Layout region records

- - -

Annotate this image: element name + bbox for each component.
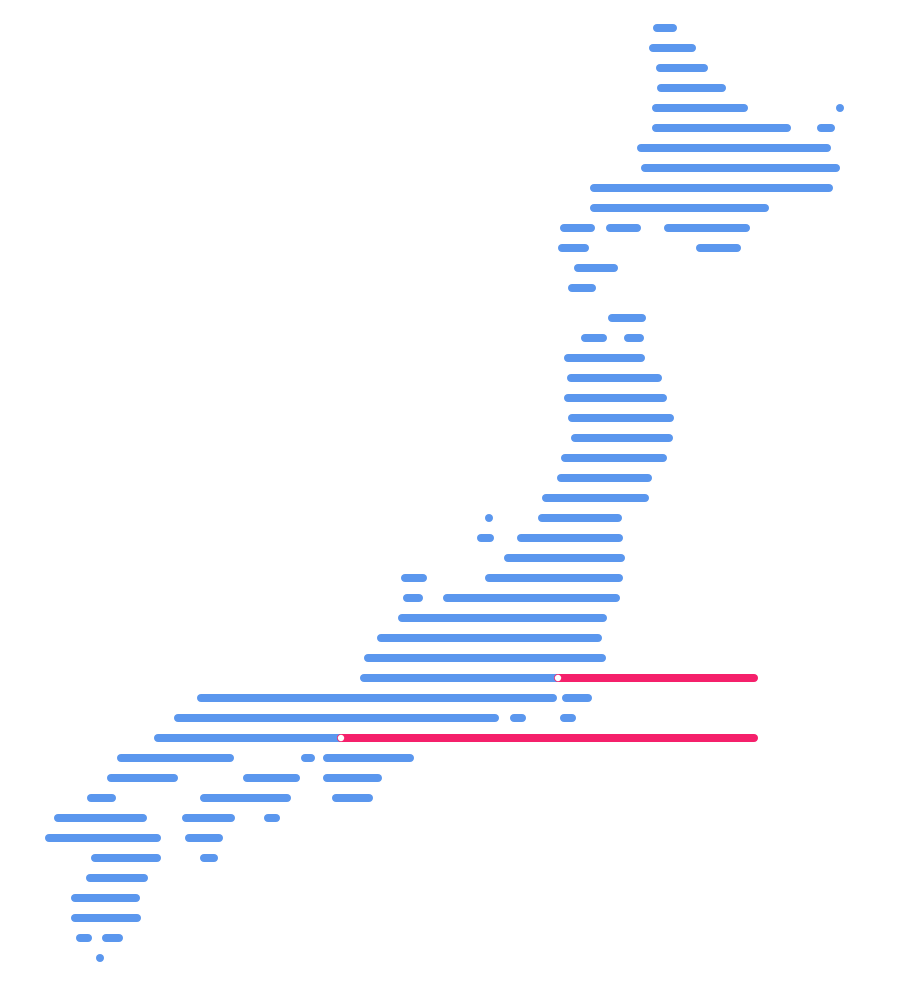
highlight-segments: [337, 674, 758, 742]
land-segments: [45, 24, 844, 962]
highlight-markers: [337, 674, 562, 742]
highlight-start-marker: [554, 674, 562, 682]
highlight-start-marker: [337, 734, 345, 742]
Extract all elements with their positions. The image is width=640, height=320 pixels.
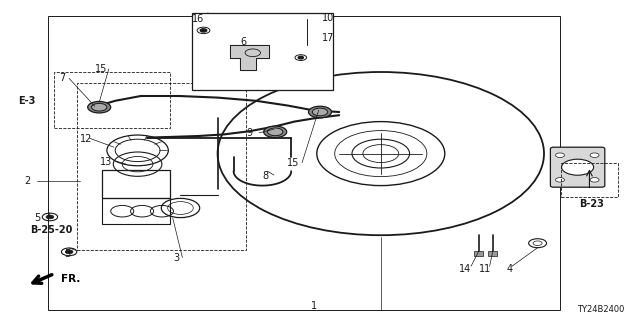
Text: 16: 16: [192, 14, 205, 24]
Bar: [54, 72, 170, 128]
Text: 3: 3: [173, 252, 179, 263]
Circle shape: [268, 128, 283, 136]
Circle shape: [556, 153, 564, 157]
Text: E-3: E-3: [18, 96, 36, 106]
Circle shape: [88, 101, 111, 113]
Circle shape: [590, 178, 599, 182]
Text: 7: 7: [60, 73, 66, 84]
Text: 11: 11: [479, 264, 492, 274]
Text: 1: 1: [310, 300, 317, 311]
Text: TY24B2400: TY24B2400: [577, 305, 624, 314]
Text: 13: 13: [99, 156, 112, 167]
Bar: [77, 83, 246, 250]
Text: 5: 5: [64, 249, 70, 260]
Text: B-25-20: B-25-20: [30, 225, 72, 236]
Circle shape: [264, 126, 287, 138]
Circle shape: [46, 215, 54, 219]
Circle shape: [562, 159, 594, 175]
Text: 12: 12: [80, 134, 93, 144]
Circle shape: [65, 250, 73, 254]
Text: 6: 6: [240, 36, 246, 47]
Bar: [102, 170, 170, 198]
Circle shape: [298, 56, 303, 59]
Bar: [48, 16, 560, 310]
Bar: [474, 251, 483, 256]
Text: 9: 9: [246, 128, 253, 138]
Text: 2: 2: [24, 176, 30, 186]
Text: FR.: FR.: [61, 274, 80, 284]
Text: 17: 17: [322, 33, 335, 44]
Bar: [561, 163, 618, 197]
Text: 5: 5: [34, 212, 40, 223]
Text: 10: 10: [321, 12, 334, 23]
Text: 15: 15: [287, 158, 300, 168]
FancyBboxPatch shape: [550, 147, 605, 187]
Circle shape: [312, 108, 328, 116]
Text: 8: 8: [262, 171, 269, 181]
Bar: [102, 198, 170, 224]
Text: B-23: B-23: [579, 199, 604, 209]
Circle shape: [200, 29, 207, 32]
Polygon shape: [230, 45, 269, 70]
Circle shape: [92, 103, 107, 111]
Bar: [488, 251, 497, 256]
Text: 4: 4: [506, 264, 513, 274]
Text: 14: 14: [458, 264, 471, 274]
Bar: [192, 13, 333, 90]
Circle shape: [556, 178, 564, 182]
Text: 15: 15: [95, 64, 108, 74]
Circle shape: [308, 106, 332, 118]
Circle shape: [590, 153, 599, 157]
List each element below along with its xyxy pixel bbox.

- - -

Reproduce all of the rows above, switching "image" to "figure" wherever it occurs and changing nothing else. Omit the pictures from your answer.

### Answer to the exercise
Annotate this figure: element name + bbox for each component.
highlight-segments: [337, 674, 758, 742]
land-segments: [45, 24, 844, 962]
highlight-markers: [337, 674, 562, 742]
highlight-start-marker: [554, 674, 562, 682]
highlight-start-marker: [337, 734, 345, 742]
Extract all elements with their positions. The figure is width=640, height=320 pixels.
Text: 16: 16: [192, 14, 205, 24]
Bar: [54, 72, 170, 128]
Text: 3: 3: [173, 252, 179, 263]
Circle shape: [268, 128, 283, 136]
Circle shape: [556, 153, 564, 157]
Text: E-3: E-3: [18, 96, 36, 106]
Circle shape: [88, 101, 111, 113]
Circle shape: [590, 178, 599, 182]
Text: 7: 7: [60, 73, 66, 84]
Text: 11: 11: [479, 264, 492, 274]
Text: 1: 1: [310, 300, 317, 311]
Text: TY24B2400: TY24B2400: [577, 305, 624, 314]
Text: 13: 13: [99, 156, 112, 167]
Bar: [77, 83, 246, 250]
Text: 5: 5: [64, 249, 70, 260]
Text: B-25-20: B-25-20: [30, 225, 72, 236]
Circle shape: [264, 126, 287, 138]
Circle shape: [46, 215, 54, 219]
Circle shape: [562, 159, 594, 175]
Text: 12: 12: [80, 134, 93, 144]
Circle shape: [65, 250, 73, 254]
Text: 6: 6: [240, 36, 246, 47]
Bar: [102, 170, 170, 198]
Circle shape: [298, 56, 303, 59]
Bar: [48, 16, 560, 310]
Bar: [474, 251, 483, 256]
Text: 9: 9: [246, 128, 253, 138]
Text: 2: 2: [24, 176, 30, 186]
Text: FR.: FR.: [61, 274, 80, 284]
Text: 17: 17: [322, 33, 335, 44]
Bar: [561, 163, 618, 197]
Text: 5: 5: [34, 212, 40, 223]
Text: 10: 10: [321, 12, 334, 23]
Text: 15: 15: [287, 158, 300, 168]
FancyBboxPatch shape: [550, 147, 605, 187]
Circle shape: [312, 108, 328, 116]
Text: 8: 8: [262, 171, 269, 181]
Bar: [102, 198, 170, 224]
Text: B-23: B-23: [579, 199, 604, 209]
Circle shape: [200, 29, 207, 32]
Polygon shape: [230, 45, 269, 70]
Circle shape: [92, 103, 107, 111]
Bar: [488, 251, 497, 256]
Text: 4: 4: [506, 264, 513, 274]
Text: 14: 14: [458, 264, 471, 274]
Bar: [192, 13, 333, 90]
Circle shape: [556, 178, 564, 182]
Text: 15: 15: [95, 64, 108, 74]
Circle shape: [308, 106, 332, 118]
Circle shape: [590, 153, 599, 157]
List each element below along with its xyxy pixel bbox.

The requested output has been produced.